Recorded data -
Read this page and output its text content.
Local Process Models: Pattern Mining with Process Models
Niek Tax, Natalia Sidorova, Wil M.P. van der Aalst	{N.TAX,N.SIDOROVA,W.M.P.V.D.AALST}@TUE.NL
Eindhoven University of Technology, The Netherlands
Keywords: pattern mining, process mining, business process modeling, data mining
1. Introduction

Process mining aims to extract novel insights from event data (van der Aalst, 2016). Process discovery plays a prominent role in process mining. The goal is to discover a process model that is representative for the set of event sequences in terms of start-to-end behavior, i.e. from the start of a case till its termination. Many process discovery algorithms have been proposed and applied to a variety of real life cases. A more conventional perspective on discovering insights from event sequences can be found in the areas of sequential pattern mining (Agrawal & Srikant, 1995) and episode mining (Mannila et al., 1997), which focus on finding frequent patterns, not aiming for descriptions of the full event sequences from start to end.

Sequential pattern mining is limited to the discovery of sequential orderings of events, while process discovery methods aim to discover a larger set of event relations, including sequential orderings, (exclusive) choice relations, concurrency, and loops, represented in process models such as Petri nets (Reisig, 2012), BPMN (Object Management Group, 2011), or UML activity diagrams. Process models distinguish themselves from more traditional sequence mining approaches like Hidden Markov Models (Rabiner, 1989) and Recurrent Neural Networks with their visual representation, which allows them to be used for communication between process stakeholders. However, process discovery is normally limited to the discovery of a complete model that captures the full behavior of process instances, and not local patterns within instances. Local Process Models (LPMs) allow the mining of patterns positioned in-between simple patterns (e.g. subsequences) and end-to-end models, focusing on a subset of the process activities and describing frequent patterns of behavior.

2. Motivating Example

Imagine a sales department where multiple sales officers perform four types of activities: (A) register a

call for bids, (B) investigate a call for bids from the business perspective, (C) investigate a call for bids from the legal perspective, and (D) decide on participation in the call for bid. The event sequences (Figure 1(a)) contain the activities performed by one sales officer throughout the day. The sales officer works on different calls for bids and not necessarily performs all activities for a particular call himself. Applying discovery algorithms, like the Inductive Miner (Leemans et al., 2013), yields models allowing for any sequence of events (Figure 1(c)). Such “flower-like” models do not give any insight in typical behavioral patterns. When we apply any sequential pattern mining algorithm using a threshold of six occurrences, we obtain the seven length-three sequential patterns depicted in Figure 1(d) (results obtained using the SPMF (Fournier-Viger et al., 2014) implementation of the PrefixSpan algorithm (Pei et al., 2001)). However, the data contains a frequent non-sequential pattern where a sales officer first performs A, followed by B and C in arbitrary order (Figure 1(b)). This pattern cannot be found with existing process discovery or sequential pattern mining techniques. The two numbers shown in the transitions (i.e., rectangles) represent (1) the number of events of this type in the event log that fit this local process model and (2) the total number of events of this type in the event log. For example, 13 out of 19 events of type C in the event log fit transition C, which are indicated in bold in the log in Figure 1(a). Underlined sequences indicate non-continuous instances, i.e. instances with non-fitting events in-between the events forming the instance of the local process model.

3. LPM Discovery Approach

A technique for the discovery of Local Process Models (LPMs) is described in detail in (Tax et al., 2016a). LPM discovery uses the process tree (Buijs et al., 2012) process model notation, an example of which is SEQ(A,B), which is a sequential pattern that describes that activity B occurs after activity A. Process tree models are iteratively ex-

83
...
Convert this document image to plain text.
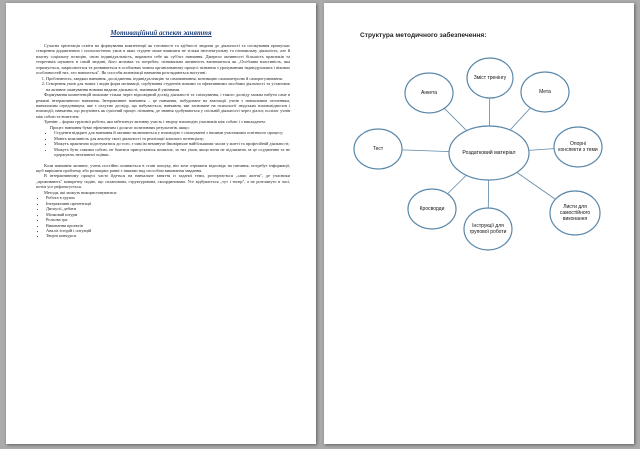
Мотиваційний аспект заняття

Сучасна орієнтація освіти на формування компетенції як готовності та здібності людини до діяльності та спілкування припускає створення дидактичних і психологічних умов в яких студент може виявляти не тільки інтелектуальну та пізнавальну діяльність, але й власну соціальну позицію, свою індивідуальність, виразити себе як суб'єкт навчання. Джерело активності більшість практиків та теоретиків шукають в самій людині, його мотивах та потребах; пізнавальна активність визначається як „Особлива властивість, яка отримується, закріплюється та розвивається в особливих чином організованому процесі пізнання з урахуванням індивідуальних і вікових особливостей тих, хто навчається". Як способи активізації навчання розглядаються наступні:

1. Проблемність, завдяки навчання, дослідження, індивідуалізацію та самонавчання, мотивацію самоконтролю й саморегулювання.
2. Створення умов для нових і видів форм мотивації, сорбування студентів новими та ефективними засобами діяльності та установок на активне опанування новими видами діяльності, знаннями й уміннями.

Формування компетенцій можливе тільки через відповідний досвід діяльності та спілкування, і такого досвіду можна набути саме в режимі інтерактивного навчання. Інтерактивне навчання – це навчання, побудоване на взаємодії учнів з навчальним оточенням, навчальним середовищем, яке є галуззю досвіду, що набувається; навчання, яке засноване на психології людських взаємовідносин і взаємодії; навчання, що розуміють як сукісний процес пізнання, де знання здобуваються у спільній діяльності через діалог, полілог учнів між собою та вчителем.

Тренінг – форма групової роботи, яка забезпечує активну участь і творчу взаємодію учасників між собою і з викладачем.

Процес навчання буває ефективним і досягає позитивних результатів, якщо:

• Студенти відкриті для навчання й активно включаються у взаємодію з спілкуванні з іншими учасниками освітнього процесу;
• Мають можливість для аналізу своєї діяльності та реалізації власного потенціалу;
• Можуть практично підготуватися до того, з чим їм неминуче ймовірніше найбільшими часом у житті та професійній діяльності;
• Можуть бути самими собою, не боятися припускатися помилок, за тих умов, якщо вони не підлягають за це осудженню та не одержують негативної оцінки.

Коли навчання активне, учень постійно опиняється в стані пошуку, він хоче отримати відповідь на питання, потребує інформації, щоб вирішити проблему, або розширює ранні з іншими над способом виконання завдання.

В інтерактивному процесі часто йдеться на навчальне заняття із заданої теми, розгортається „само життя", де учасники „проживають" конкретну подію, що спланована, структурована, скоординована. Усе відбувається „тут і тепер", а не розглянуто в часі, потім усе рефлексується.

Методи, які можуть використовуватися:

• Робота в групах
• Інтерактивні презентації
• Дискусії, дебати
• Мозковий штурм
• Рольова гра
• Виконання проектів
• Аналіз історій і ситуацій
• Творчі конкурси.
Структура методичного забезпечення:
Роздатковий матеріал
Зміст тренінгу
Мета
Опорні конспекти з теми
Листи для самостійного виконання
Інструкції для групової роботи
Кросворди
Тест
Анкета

Description of the task -
Among the entries, how many lines contain the string "групової"? Give the number without anything else.

Answer to the task -
2